(Extracted records)

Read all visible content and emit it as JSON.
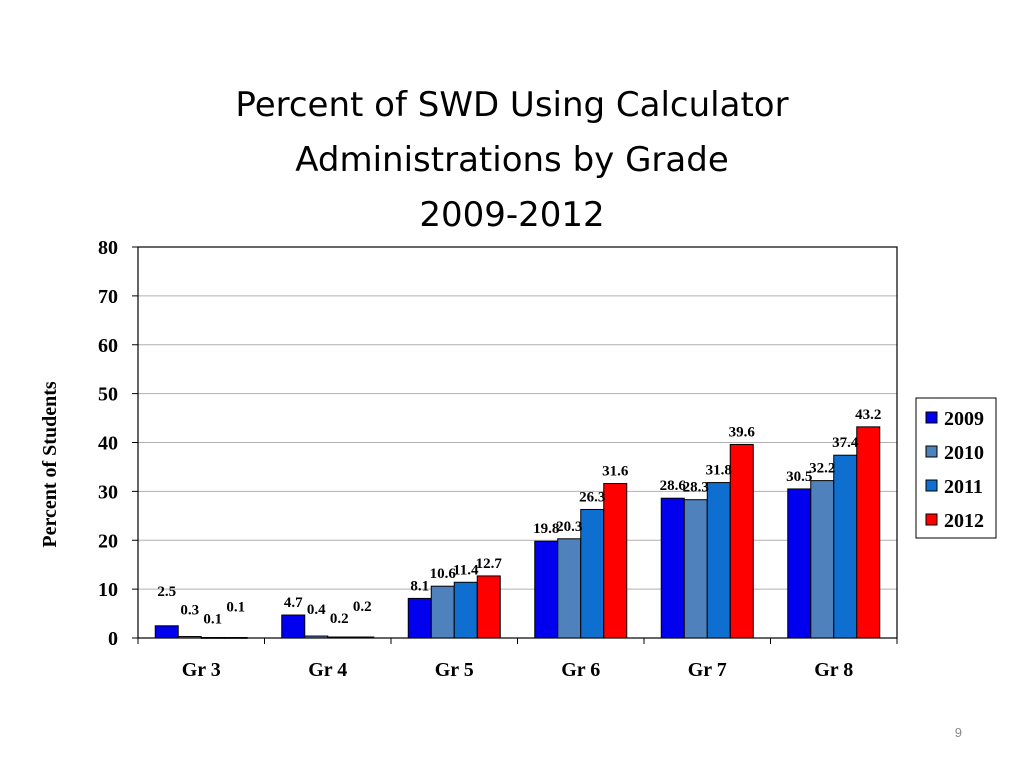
{
  "slide": {
    "title_lines": [
      "Percent of SWD Using Calculator",
      "Administrations by Grade",
      "2009-2012"
    ],
    "page_number": "9"
  },
  "chart_data": {
    "type": "bar",
    "title": "Percent of SWD Using Calculator Administrations by Grade 2009-2012",
    "ylabel": "Percent of Students",
    "xlabel": "",
    "ylim": [
      0,
      80
    ],
    "yticks": [
      0,
      10,
      20,
      30,
      40,
      50,
      60,
      70,
      80
    ],
    "grid": true,
    "legend_position": "right",
    "categories": [
      "Gr 3",
      "Gr 4",
      "Gr 5",
      "Gr 6",
      "Gr 7",
      "Gr 8"
    ],
    "series": [
      {
        "name": "2009",
        "color": "#0000ee",
        "values": [
          2.5,
          4.7,
          8.1,
          19.8,
          28.6,
          30.5
        ]
      },
      {
        "name": "2010",
        "color": "#4f81bd",
        "values": [
          0.3,
          0.4,
          10.6,
          20.3,
          28.3,
          32.2
        ]
      },
      {
        "name": "2011",
        "color": "#0f6fd0",
        "values": [
          0.1,
          0.2,
          11.4,
          26.3,
          31.8,
          37.4
        ]
      },
      {
        "name": "2012",
        "color": "#ff0000",
        "values": [
          0.1,
          0.2,
          12.7,
          31.6,
          39.6,
          43.2
        ]
      }
    ],
    "data_labels": [
      [
        "2.5",
        "4.7",
        "8.1",
        "19.8",
        "28.6",
        "30.5"
      ],
      [
        "0.3",
        "0.4",
        "10.6",
        "20.3",
        "28.3",
        "32.2"
      ],
      [
        "0.1",
        "0.2",
        "11.4",
        "26.3",
        "31.8",
        "37.4"
      ],
      [
        "0.1",
        "0.2",
        "12.7",
        "31.6",
        "39.6",
        "43.2"
      ]
    ]
  }
}
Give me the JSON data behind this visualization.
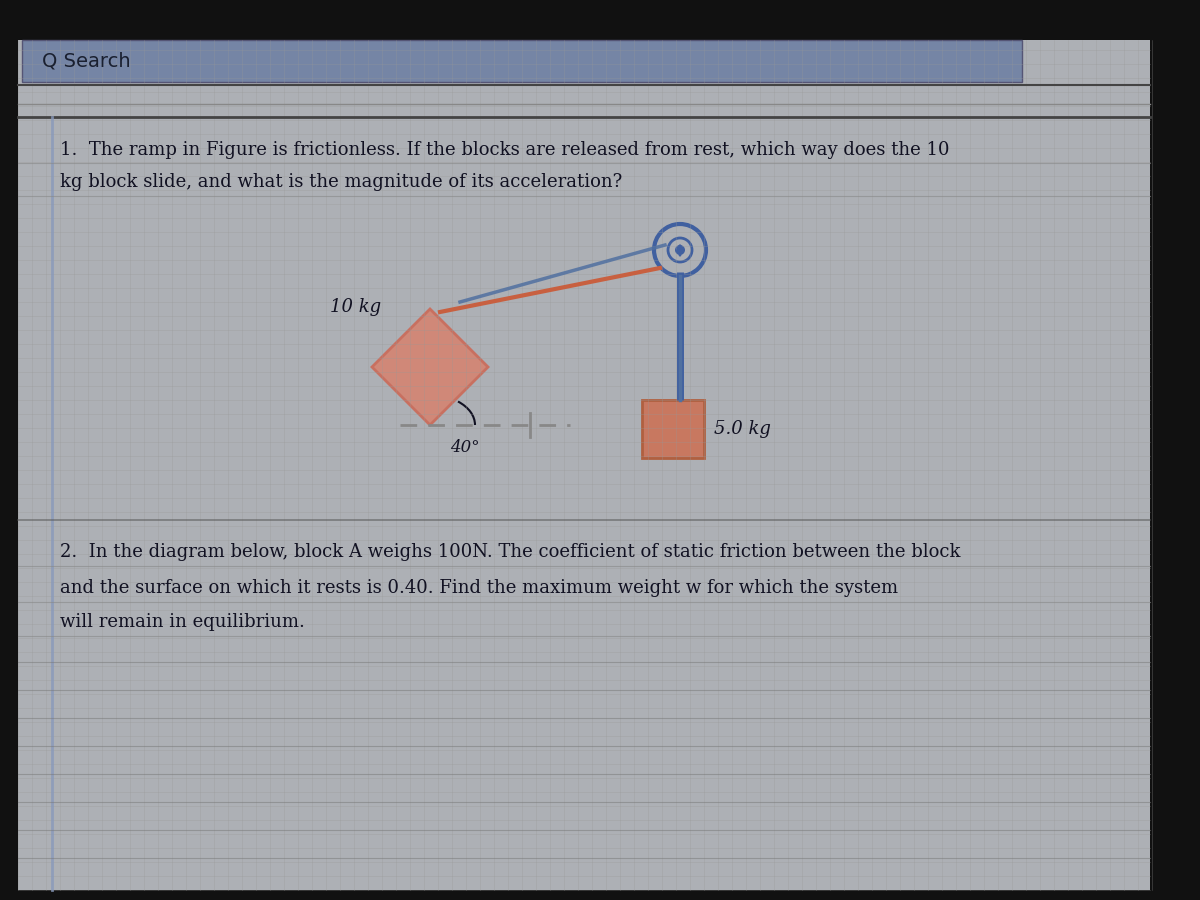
{
  "bg_outer": "#111111",
  "bg_main": "#aaaaaa",
  "bg_grid": "#b0b0b0",
  "search_bar_color": "#7080a0",
  "search_text": "Q Search",
  "search_text_color": "#1a2030",
  "text_color": "#111122",
  "line_color": "#666666",
  "q1_line1": "1.  The ramp in Figure is frictionless. If the blocks are released from rest, which way does the 10",
  "q1_line2": "kg block slide, and what is the magnitude of its acceleration?",
  "q2_line1": "2.  In the diagram below, block A weighs 100N. The coefficient of static friction between the block",
  "q2_line2": "and the surface on which it rests is 0.40. Find the maximum weight w for which the system",
  "q2_line3": "will remain in equilibrium.",
  "block10_label": "10 kg",
  "block5_label": "5.0 kg",
  "angle_label": "40°",
  "rope_orange": "#c86040",
  "rope_blue": "#5070a0",
  "pulley_color": "#4060a0",
  "block10_fill": "#d08878",
  "block10_edge": "#c87060",
  "block5_fill": "#c87860",
  "block5_edge": "#b06040",
  "dashed_color": "#888888",
  "margin_line_color": "#6688aa"
}
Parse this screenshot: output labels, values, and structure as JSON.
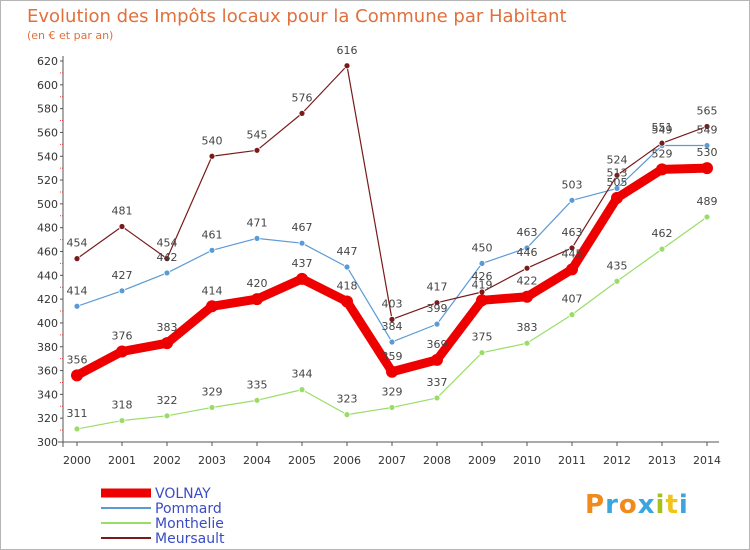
{
  "title": "Evolution des Impôts locaux pour la Commune par Habitant",
  "subtitle": "(en € et par an)",
  "logo": {
    "text": "Proxiti",
    "letters": [
      {
        "ch": "P",
        "color": "#f08a1c"
      },
      {
        "ch": "r",
        "color": "#3aa6dd"
      },
      {
        "ch": "o",
        "color": "#f08a1c"
      },
      {
        "ch": "x",
        "color": "#3aa6dd"
      },
      {
        "ch": "i",
        "color": "#a6c11b"
      },
      {
        "ch": "t",
        "color": "#f0c419"
      },
      {
        "ch": "i",
        "color": "#3aa6dd"
      }
    ]
  },
  "chart_data": {
    "type": "line",
    "title": "Evolution des Impôts locaux pour la Commune par Habitant",
    "subtitle": "(en € et par an)",
    "xlabel": "",
    "ylabel": "",
    "x": [
      "2000",
      "2001",
      "2002",
      "2003",
      "2004",
      "2005",
      "2006",
      "2007",
      "2008",
      "2009",
      "2010",
      "2011",
      "2012",
      "2013",
      "2014"
    ],
    "ylim": [
      300,
      620
    ],
    "yticks": [
      300,
      320,
      340,
      360,
      380,
      400,
      420,
      440,
      460,
      480,
      500,
      520,
      540,
      560,
      580,
      600,
      620
    ],
    "grid": false,
    "legend": "bottom-left",
    "series": [
      {
        "name": "VOLNAY",
        "color": "#ee0000",
        "values": [
          356,
          376,
          383,
          414,
          420,
          437,
          418,
          359,
          369,
          419,
          422,
          445,
          505,
          529,
          530
        ]
      },
      {
        "name": "Pommard",
        "color": "#5b9bd5",
        "values": [
          414,
          427,
          442,
          461,
          471,
          467,
          447,
          384,
          399,
          450,
          463,
          503,
          513,
          549,
          549
        ]
      },
      {
        "name": "Monthelie",
        "color": "#99dd66",
        "values": [
          311,
          318,
          322,
          329,
          335,
          344,
          323,
          329,
          337,
          375,
          383,
          407,
          435,
          462,
          489
        ]
      },
      {
        "name": "Meursault",
        "color": "#7a1a1a",
        "values": [
          454,
          481,
          454,
          540,
          545,
          576,
          616,
          403,
          417,
          426,
          446,
          463,
          524,
          551,
          565
        ]
      }
    ]
  }
}
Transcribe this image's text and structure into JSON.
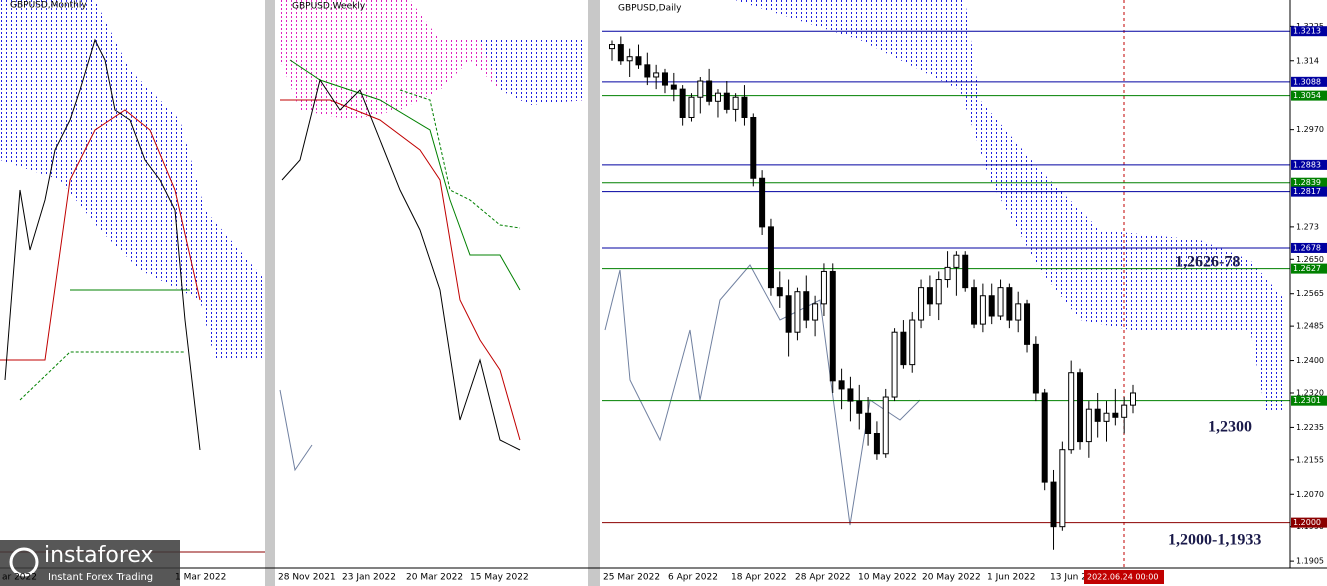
{
  "chart_data": {
    "type": "candlestick",
    "panels": [
      {
        "title": "GBPUSD,Monthly",
        "x_labels": [
          "ar 2022",
          "1 Mar 2022"
        ]
      },
      {
        "title": "GBPUSD,Weekly",
        "x_labels": [
          "28 Nov 2021",
          "23 Jan 2022",
          "20 Mar 2022",
          "15 May 2022"
        ]
      },
      {
        "title": "GBPUSD,Daily",
        "x_labels": [
          "25 Mar 2022",
          "6 Apr 2022",
          "18 Apr 2022",
          "28 Apr 2022",
          "10 May 2022",
          "20 May 2022",
          "1 Jun 2022",
          "13 Jun 2"
        ],
        "cursor_label": "2022.06.24 00:00"
      }
    ],
    "ylim": [
      1.1888,
      1.329
    ],
    "yticks": [
      1.3225,
      1.314,
      {
        "value": 1.297,
        "label": "1.2970"
      },
      1.273,
      {
        "value": 1.265,
        "label": "1.2650"
      },
      1.2565,
      1.2485,
      {
        "value": 1.24,
        "label": "1.2400"
      },
      {
        "value": 1.232,
        "label": "1.2320"
      },
      1.2235,
      1.2155,
      {
        "value": 1.207,
        "label": "1.2070"
      },
      {
        "value": 1.199,
        "label": "1.1990"
      },
      1.1905
    ],
    "levels": [
      {
        "value": 1.3213,
        "color": "#0000a0"
      },
      {
        "value": 1.3088,
        "color": "#0000a0"
      },
      {
        "value": 1.3054,
        "color": "#008000"
      },
      {
        "value": 1.2883,
        "color": "#0000a0"
      },
      {
        "value": 1.2839,
        "color": "#008000"
      },
      {
        "value": 1.2817,
        "color": "#0000a0"
      },
      {
        "value": 1.2678,
        "color": "#0000a0"
      },
      {
        "value": 1.2627,
        "color": "#008000"
      },
      {
        "value": 1.2301,
        "color": "#008000"
      },
      {
        "value": 1.2,
        "label": "1.2000",
        "color": "#8b0000"
      }
    ],
    "annotations": [
      "1,2626-78",
      "1,2300",
      "1,2000-1,1933"
    ],
    "watermark": [
      "instaforex",
      "Instant Forex Trading"
    ],
    "candles": [
      [
        1.317,
        1.319,
        1.314,
        1.318
      ],
      [
        1.318,
        1.32,
        1.313,
        1.314
      ],
      [
        1.314,
        1.317,
        1.31,
        1.315
      ],
      [
        1.315,
        1.318,
        1.312,
        1.313
      ],
      [
        1.313,
        1.316,
        1.308,
        1.31
      ],
      [
        1.31,
        1.313,
        1.307,
        1.311
      ],
      [
        1.311,
        1.312,
        1.306,
        1.308
      ],
      [
        1.308,
        1.311,
        1.304,
        1.307
      ],
      [
        1.307,
        1.308,
        1.298,
        1.3
      ],
      [
        1.3,
        1.306,
        1.299,
        1.305
      ],
      [
        1.305,
        1.31,
        1.301,
        1.309
      ],
      [
        1.309,
        1.312,
        1.303,
        1.304
      ],
      [
        1.304,
        1.307,
        1.3,
        1.306
      ],
      [
        1.306,
        1.309,
        1.301,
        1.302
      ],
      [
        1.302,
        1.306,
        1.299,
        1.305
      ],
      [
        1.305,
        1.308,
        1.298,
        1.3
      ],
      [
        1.3,
        1.301,
        1.283,
        1.285
      ],
      [
        1.285,
        1.287,
        1.271,
        1.273
      ],
      [
        1.273,
        1.275,
        1.256,
        1.258
      ],
      [
        1.258,
        1.262,
        1.253,
        1.256
      ],
      [
        1.256,
        1.26,
        1.241,
        1.247
      ],
      [
        1.247,
        1.258,
        1.245,
        1.257
      ],
      [
        1.257,
        1.261,
        1.248,
        1.25
      ],
      [
        1.25,
        1.256,
        1.246,
        1.254
      ],
      [
        1.254,
        1.264,
        1.251,
        1.262
      ],
      [
        1.262,
        1.264,
        1.232,
        1.235
      ],
      [
        1.235,
        1.238,
        1.228,
        1.233
      ],
      [
        1.233,
        1.236,
        1.225,
        1.23
      ],
      [
        1.23,
        1.234,
        1.223,
        1.227
      ],
      [
        1.227,
        1.231,
        1.219,
        1.222
      ],
      [
        1.222,
        1.225,
        1.2155,
        1.217
      ],
      [
        1.217,
        1.233,
        1.216,
        1.231
      ],
      [
        1.231,
        1.248,
        1.23,
        1.247
      ],
      [
        1.247,
        1.25,
        1.238,
        1.239
      ],
      [
        1.239,
        1.252,
        1.237,
        1.25
      ],
      [
        1.25,
        1.26,
        1.248,
        1.258
      ],
      [
        1.258,
        1.261,
        1.251,
        1.254
      ],
      [
        1.254,
        1.262,
        1.25,
        1.26
      ],
      [
        1.26,
        1.267,
        1.258,
        1.263
      ],
      [
        1.263,
        1.267,
        1.256,
        1.266
      ],
      [
        1.266,
        1.267,
        1.257,
        1.258
      ],
      [
        1.258,
        1.26,
        1.248,
        1.249
      ],
      [
        1.249,
        1.259,
        1.247,
        1.256
      ],
      [
        1.256,
        1.259,
        1.249,
        1.251
      ],
      [
        1.251,
        1.26,
        1.25,
        1.258
      ],
      [
        1.258,
        1.259,
        1.248,
        1.25
      ],
      [
        1.25,
        1.257,
        1.247,
        1.254
      ],
      [
        1.254,
        1.255,
        1.242,
        1.244
      ],
      [
        1.244,
        1.246,
        1.23,
        1.232
      ],
      [
        1.232,
        1.233,
        1.208,
        1.21
      ],
      [
        1.21,
        1.213,
        1.1933,
        1.199
      ],
      [
        1.199,
        1.22,
        1.198,
        1.218
      ],
      [
        1.218,
        1.24,
        1.217,
        1.237
      ],
      [
        1.237,
        1.238,
        1.218,
        1.22
      ],
      [
        1.22,
        1.23,
        1.216,
        1.228
      ],
      [
        1.228,
        1.232,
        1.221,
        1.225
      ],
      [
        1.225,
        1.23,
        1.22,
        1.227
      ],
      [
        1.227,
        1.233,
        1.224,
        1.226
      ],
      [
        1.226,
        1.231,
        1.222,
        1.229
      ],
      [
        1.229,
        1.234,
        1.227,
        1.232
      ]
    ]
  }
}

» What the exercise asks:
Extract each line holding the string "Commune".

» Answer for this exercise:
  "title": "Evolution des Impôts locaux pour la Commune par Habitant",
    "title": "Evolution des Impôts locaux pour la Commune par Habitant",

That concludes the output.